## To be done:
Collect all lines containing the word "Accounting" from the data.

____ Data extract

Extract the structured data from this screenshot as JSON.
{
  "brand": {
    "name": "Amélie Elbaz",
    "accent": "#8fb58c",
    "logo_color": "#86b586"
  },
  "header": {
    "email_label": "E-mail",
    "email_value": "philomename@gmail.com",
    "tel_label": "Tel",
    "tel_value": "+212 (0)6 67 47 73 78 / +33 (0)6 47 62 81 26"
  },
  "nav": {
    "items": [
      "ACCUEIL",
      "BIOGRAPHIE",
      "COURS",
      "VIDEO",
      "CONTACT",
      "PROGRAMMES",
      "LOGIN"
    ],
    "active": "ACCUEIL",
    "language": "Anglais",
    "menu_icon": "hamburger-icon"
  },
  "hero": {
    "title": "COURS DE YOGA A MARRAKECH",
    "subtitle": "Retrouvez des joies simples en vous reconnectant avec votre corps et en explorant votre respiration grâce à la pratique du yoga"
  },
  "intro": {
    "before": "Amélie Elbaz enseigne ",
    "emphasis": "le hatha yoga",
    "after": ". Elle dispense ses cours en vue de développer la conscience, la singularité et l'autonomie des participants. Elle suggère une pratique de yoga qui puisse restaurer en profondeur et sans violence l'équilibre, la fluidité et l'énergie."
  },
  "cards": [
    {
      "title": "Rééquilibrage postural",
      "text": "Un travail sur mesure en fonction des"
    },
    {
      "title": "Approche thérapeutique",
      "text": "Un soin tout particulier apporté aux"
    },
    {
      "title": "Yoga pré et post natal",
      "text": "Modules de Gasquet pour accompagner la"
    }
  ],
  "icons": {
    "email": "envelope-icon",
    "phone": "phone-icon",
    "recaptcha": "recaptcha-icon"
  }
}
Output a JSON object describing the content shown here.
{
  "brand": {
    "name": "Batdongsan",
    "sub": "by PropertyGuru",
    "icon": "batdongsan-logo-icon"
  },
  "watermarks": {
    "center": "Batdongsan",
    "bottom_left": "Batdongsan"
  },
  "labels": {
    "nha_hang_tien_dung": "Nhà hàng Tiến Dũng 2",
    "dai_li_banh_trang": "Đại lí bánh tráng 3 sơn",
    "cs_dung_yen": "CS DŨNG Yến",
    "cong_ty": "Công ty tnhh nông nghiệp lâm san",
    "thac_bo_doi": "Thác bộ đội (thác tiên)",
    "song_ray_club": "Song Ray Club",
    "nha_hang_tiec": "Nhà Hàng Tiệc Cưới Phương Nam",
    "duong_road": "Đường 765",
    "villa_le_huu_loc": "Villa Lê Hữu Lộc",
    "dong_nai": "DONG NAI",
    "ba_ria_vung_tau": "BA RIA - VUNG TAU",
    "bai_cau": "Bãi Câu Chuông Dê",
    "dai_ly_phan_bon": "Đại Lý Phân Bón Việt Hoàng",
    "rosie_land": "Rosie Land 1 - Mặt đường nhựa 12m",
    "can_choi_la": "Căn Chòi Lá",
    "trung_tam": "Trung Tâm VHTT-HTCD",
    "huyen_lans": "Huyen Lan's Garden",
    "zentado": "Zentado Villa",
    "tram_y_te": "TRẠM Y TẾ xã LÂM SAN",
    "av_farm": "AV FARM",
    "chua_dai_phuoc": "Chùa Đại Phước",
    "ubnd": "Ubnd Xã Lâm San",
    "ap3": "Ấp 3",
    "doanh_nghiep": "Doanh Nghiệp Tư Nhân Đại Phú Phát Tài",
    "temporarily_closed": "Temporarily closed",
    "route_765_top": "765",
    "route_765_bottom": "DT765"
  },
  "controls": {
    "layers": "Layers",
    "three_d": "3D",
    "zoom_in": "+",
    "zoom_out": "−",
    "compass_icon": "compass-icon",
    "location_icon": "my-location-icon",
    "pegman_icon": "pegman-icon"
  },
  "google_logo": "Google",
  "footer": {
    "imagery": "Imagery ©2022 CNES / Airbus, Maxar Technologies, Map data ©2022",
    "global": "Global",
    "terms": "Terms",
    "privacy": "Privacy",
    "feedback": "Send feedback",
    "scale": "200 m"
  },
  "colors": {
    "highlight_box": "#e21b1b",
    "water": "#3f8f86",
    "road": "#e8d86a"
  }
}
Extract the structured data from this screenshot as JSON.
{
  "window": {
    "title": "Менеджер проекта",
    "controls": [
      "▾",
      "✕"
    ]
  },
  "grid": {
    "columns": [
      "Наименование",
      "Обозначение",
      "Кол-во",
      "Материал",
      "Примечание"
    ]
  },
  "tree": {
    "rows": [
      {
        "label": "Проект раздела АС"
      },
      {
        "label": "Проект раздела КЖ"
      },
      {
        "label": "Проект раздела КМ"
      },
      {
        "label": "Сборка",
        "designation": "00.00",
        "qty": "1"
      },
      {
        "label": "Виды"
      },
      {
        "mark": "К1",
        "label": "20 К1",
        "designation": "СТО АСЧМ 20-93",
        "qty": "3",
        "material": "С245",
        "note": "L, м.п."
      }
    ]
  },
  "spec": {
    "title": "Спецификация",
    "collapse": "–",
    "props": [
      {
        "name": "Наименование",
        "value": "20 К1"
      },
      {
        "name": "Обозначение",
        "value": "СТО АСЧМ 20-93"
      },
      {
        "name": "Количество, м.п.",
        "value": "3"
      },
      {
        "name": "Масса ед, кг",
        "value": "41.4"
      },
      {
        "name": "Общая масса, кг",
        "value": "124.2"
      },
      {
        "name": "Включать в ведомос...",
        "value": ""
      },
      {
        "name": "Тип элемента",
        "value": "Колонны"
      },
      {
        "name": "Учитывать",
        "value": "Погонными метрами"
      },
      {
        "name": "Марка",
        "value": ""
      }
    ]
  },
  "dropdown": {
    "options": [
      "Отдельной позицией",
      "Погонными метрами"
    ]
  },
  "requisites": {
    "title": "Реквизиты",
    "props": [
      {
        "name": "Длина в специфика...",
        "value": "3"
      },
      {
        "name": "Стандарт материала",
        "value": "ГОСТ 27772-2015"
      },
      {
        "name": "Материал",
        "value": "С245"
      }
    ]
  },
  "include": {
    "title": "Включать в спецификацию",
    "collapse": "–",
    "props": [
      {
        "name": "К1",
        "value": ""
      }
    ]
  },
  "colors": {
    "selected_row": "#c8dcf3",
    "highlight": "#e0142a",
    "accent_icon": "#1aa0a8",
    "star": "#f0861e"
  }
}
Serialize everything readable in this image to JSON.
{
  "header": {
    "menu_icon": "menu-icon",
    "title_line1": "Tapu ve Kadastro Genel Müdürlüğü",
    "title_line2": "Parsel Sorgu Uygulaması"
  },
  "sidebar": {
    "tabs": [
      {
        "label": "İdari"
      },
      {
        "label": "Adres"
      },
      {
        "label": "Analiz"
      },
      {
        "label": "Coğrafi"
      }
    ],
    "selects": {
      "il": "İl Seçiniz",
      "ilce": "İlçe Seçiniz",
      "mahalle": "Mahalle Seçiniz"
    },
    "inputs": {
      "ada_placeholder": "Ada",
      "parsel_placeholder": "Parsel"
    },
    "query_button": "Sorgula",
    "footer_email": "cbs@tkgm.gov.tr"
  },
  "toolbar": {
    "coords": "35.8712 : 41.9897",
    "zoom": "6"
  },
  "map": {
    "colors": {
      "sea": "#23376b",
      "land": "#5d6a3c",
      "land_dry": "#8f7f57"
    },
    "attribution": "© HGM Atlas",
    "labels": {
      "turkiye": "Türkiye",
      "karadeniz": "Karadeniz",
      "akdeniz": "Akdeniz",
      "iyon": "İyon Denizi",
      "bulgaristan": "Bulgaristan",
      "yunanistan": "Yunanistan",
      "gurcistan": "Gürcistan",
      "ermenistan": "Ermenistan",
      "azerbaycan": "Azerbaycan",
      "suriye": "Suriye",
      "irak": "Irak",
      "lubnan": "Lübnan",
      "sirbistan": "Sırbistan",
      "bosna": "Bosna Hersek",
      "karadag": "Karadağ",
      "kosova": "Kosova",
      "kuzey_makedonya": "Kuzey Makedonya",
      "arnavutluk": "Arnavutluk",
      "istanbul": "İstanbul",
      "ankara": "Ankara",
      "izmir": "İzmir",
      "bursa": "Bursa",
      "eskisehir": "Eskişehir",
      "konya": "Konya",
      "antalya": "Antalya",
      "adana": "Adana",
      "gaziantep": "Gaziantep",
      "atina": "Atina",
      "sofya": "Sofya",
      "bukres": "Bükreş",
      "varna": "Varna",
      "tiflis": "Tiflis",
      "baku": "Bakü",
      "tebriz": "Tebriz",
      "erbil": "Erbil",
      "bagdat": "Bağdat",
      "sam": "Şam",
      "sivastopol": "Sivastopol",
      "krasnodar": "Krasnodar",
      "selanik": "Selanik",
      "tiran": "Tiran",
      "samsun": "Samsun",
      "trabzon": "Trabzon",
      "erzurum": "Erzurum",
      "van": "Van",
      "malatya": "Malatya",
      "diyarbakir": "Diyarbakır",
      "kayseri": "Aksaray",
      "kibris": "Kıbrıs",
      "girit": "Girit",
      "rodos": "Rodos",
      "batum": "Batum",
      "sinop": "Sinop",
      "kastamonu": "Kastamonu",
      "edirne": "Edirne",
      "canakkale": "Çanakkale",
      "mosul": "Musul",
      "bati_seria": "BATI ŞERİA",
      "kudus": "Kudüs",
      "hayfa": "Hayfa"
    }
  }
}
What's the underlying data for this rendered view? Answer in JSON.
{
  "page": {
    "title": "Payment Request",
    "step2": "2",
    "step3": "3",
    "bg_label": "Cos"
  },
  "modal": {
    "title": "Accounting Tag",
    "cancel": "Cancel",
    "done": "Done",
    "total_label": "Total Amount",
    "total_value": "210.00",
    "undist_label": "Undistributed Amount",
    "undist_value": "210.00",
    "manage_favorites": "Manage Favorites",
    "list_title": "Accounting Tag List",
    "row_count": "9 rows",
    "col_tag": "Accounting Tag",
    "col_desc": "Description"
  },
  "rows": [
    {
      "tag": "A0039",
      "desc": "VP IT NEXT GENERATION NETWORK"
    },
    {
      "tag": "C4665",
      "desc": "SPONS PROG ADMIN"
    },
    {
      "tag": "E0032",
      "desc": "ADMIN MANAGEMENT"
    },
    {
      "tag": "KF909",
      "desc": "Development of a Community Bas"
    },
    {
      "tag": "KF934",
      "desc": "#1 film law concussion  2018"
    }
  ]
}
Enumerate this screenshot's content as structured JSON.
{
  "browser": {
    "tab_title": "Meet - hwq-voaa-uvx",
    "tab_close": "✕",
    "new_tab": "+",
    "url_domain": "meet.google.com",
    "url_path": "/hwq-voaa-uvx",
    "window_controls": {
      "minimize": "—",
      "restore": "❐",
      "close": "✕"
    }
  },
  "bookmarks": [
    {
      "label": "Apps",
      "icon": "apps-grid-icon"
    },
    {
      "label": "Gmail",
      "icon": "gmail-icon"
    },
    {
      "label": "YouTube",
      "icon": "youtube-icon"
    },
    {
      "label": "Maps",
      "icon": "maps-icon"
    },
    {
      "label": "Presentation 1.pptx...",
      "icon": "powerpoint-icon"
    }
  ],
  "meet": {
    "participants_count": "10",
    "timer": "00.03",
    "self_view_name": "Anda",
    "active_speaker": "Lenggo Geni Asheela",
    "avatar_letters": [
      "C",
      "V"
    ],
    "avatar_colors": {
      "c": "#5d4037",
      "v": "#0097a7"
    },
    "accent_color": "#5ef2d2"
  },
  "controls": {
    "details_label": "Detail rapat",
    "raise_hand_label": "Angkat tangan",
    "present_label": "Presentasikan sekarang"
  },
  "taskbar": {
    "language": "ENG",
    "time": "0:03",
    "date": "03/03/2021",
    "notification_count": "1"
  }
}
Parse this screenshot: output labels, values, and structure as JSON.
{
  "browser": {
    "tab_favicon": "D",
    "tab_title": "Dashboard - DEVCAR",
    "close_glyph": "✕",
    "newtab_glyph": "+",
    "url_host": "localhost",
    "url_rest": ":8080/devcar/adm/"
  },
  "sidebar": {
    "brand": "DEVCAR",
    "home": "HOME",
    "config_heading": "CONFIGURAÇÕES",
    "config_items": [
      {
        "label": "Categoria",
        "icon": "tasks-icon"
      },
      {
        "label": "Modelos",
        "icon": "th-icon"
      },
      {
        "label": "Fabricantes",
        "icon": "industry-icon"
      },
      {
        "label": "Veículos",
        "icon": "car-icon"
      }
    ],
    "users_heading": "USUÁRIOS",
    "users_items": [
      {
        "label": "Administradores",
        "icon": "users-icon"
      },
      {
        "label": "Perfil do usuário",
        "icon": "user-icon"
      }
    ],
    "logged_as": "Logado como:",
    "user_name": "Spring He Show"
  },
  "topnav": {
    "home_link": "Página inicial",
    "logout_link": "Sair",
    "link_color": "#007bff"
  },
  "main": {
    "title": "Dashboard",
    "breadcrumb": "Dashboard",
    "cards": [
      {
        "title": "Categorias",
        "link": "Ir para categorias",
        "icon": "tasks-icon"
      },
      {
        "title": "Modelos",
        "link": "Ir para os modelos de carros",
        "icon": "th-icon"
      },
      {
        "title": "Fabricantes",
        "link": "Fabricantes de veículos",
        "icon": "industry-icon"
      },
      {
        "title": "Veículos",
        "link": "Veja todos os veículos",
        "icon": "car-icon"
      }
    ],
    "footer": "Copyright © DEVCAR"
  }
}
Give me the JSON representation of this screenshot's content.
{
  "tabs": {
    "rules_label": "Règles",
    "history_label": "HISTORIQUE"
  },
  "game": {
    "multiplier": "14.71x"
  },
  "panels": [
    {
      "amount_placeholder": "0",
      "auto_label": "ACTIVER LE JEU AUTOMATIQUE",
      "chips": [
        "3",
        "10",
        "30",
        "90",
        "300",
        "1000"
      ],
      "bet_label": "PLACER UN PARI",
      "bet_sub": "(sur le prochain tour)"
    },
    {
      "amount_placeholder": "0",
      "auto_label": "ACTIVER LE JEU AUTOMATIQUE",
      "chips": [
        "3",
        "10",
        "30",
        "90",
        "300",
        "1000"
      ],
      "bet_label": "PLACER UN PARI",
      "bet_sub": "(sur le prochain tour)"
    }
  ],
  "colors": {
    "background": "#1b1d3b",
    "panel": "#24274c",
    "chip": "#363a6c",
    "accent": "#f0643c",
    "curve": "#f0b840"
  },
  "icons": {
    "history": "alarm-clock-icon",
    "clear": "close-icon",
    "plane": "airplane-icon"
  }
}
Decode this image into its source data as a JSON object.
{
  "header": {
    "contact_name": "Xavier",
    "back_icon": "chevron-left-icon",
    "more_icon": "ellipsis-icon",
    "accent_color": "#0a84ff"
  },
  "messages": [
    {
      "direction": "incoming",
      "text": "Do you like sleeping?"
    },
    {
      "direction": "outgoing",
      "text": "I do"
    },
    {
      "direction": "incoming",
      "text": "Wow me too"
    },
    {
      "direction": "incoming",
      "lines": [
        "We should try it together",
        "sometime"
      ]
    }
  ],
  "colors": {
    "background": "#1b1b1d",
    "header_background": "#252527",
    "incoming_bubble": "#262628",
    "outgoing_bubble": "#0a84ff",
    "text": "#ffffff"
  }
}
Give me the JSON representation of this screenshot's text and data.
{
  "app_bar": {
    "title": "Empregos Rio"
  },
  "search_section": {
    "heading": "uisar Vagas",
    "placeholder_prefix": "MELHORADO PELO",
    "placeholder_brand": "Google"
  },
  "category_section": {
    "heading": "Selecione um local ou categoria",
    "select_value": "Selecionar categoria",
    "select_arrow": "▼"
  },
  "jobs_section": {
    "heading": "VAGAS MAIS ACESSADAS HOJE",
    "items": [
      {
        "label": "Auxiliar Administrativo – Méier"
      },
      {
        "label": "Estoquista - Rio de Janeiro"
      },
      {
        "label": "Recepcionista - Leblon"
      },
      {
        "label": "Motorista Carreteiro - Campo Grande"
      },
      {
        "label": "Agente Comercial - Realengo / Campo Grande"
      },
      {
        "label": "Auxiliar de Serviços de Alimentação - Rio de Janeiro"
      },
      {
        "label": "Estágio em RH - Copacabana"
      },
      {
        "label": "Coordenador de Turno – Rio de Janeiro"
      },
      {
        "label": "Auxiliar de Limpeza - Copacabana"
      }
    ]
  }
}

________

## Solved problem:
    "title": "Accounting Tag",
    "list_title": "Accounting Tag List",
    "col_tag": "Accounting Tag",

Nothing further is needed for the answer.